**Problem statement:**
Find every line in the records below that holds the word "this" and copy it.

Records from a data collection

────

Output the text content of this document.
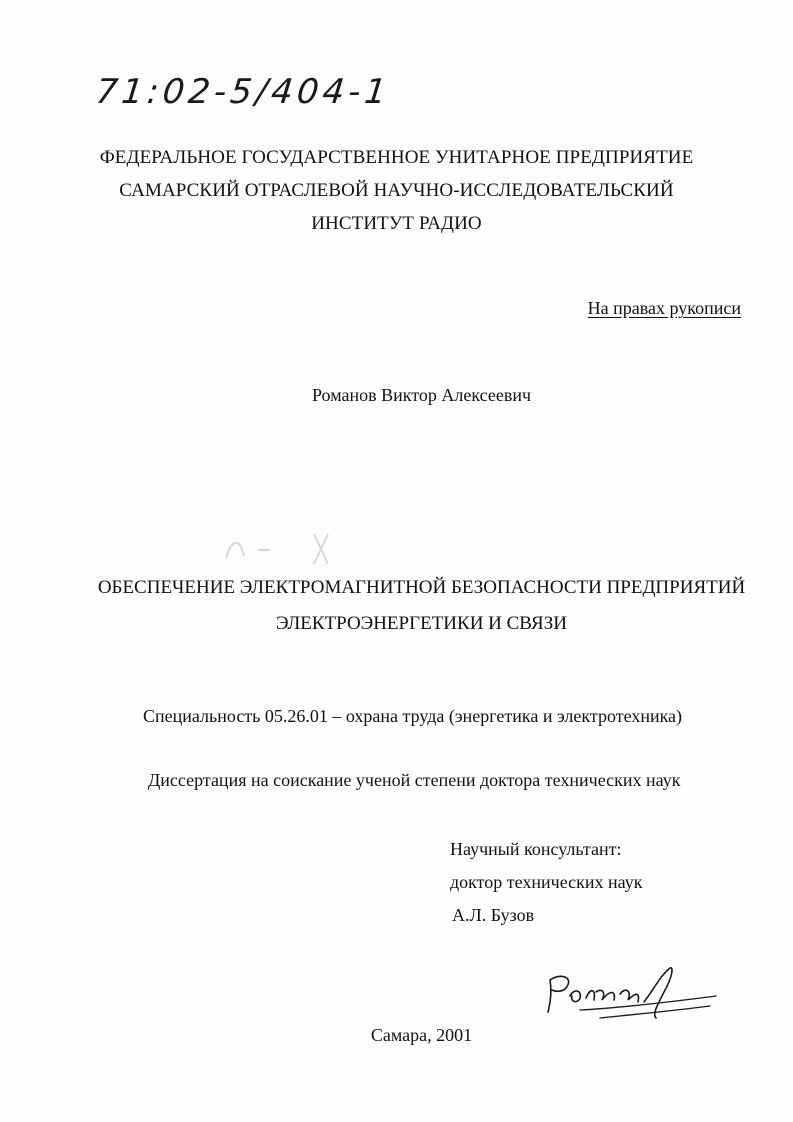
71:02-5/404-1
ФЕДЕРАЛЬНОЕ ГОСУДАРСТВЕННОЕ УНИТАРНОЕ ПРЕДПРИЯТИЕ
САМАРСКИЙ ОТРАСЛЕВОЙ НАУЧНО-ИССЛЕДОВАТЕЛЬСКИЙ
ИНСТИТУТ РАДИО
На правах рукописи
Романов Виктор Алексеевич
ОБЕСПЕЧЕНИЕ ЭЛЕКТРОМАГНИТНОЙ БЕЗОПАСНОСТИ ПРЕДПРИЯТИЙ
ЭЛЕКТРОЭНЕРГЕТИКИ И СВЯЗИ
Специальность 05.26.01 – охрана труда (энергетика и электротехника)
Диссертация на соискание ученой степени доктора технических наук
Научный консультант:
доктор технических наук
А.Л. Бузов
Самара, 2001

────

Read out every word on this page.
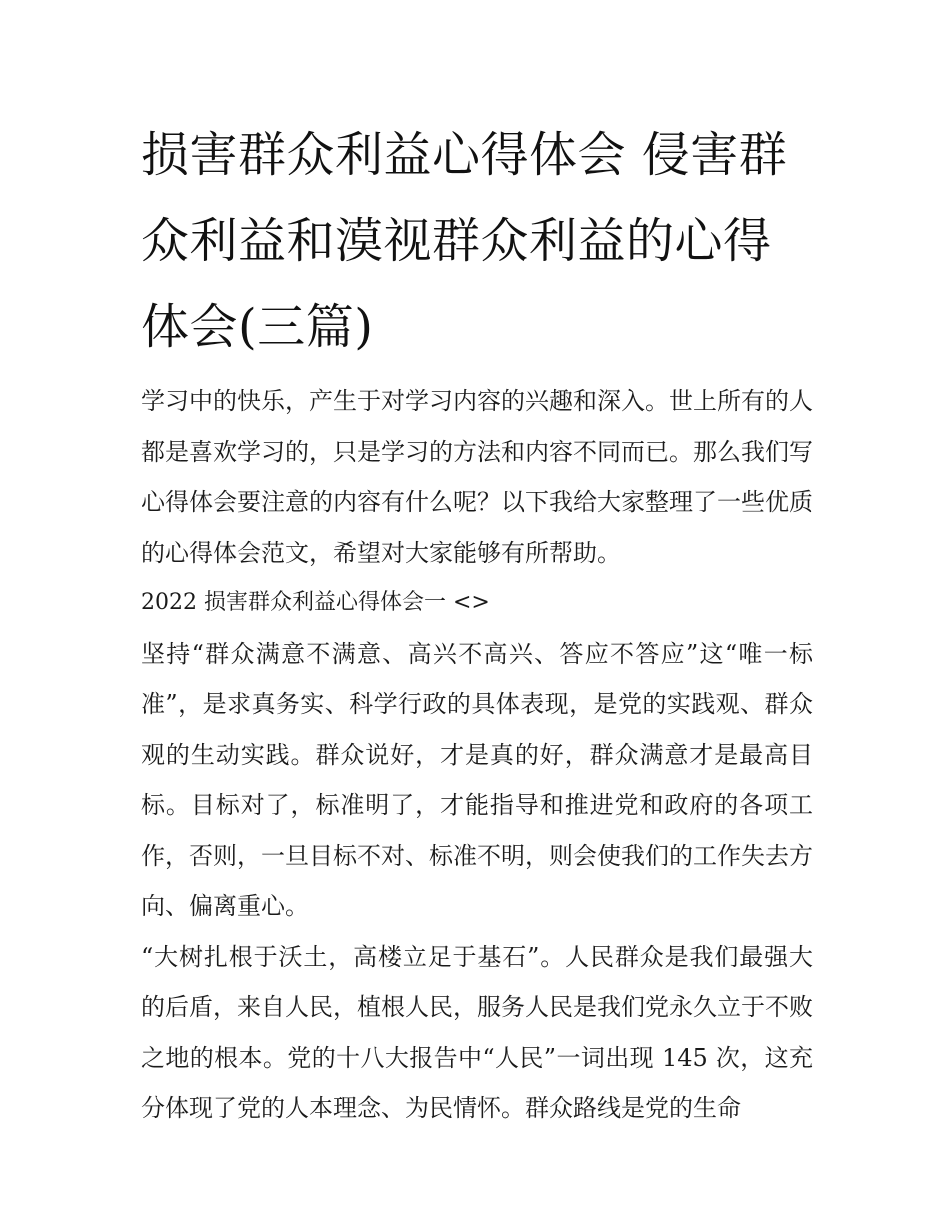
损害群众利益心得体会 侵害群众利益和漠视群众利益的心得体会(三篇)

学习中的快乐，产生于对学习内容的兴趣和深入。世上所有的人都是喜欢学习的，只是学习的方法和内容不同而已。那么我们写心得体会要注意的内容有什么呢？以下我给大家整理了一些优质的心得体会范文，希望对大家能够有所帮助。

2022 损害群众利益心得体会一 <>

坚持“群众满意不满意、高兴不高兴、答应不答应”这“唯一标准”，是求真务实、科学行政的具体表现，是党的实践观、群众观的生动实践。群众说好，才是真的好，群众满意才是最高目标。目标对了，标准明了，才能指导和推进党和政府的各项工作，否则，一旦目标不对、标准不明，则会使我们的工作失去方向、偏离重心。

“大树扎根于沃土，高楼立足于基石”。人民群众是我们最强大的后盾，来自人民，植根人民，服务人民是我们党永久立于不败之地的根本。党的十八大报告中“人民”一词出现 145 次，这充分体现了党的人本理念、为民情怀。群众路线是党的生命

────

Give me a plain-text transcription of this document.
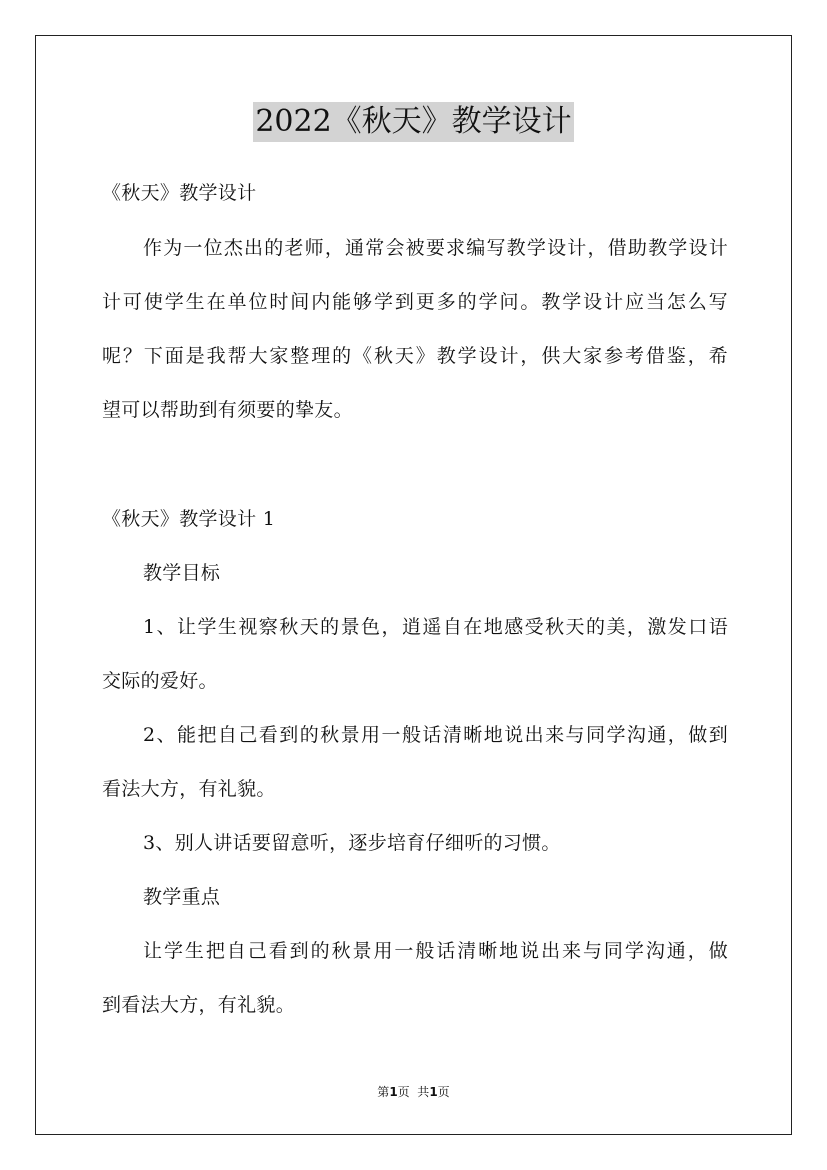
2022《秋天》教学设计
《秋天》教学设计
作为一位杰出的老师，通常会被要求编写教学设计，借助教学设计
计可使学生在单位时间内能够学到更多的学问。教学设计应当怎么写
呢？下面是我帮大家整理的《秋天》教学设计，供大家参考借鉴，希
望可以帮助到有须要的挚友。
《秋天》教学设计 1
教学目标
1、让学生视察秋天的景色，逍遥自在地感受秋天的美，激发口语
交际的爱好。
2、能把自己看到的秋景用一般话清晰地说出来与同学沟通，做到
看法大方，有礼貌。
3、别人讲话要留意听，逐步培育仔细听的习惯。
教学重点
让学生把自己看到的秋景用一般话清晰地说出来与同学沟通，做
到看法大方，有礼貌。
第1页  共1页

────

**Exercise solution:**
Output the text content of this document.
Read out every word on this page.
Give me a plain-text transcription of this document.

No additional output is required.